Data entries →

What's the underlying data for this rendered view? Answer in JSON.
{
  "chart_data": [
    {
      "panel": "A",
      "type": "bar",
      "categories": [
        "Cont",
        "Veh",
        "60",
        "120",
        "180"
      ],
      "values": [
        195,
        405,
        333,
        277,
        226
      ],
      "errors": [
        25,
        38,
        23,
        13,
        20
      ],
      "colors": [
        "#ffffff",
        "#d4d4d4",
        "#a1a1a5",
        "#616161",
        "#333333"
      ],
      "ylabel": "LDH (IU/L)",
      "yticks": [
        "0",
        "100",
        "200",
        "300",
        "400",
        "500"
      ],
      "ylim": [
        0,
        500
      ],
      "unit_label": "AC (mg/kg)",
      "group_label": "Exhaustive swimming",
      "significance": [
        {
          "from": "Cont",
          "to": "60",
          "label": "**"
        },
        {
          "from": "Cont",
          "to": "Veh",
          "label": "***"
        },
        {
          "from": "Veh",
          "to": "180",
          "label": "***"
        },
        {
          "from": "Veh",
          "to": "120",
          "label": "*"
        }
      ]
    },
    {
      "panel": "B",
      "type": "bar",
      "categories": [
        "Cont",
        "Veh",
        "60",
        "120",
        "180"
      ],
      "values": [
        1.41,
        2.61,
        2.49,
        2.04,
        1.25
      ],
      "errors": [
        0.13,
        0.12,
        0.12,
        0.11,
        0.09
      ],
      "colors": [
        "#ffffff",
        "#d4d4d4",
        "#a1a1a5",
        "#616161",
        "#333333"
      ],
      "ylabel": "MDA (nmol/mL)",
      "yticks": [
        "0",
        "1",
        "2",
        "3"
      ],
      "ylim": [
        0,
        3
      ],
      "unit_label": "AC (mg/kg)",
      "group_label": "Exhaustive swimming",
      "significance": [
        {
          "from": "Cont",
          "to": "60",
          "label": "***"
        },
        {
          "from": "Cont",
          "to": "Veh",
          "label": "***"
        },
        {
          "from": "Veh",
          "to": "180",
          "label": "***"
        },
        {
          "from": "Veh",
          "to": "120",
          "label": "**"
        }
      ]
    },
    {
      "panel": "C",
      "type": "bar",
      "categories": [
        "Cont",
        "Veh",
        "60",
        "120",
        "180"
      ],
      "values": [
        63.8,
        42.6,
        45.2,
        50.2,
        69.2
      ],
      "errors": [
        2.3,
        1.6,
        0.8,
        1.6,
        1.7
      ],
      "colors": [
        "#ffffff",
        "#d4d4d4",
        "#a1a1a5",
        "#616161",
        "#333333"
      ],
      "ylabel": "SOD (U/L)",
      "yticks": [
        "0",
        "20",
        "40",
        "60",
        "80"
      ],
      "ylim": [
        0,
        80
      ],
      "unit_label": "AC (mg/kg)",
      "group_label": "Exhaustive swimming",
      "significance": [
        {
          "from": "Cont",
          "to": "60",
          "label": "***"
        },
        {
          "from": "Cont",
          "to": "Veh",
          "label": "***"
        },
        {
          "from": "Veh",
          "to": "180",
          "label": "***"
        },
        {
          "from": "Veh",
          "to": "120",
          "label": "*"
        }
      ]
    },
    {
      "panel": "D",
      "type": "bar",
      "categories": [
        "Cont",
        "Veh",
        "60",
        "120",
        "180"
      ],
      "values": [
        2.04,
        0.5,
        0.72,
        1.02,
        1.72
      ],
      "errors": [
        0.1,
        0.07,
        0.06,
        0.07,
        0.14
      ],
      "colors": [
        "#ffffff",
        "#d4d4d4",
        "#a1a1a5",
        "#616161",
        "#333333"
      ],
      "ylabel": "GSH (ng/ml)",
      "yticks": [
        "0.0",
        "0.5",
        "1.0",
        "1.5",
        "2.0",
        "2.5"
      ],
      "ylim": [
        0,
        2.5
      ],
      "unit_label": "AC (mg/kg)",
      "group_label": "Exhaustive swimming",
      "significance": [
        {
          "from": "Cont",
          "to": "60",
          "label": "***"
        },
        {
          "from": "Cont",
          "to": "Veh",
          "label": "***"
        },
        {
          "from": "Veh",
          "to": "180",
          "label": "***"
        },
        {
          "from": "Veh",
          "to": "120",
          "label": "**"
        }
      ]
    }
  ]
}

Problem details → Check each line of the listing above for the string "ylabel", then report only how many lines have it.

Response to this exercise → 4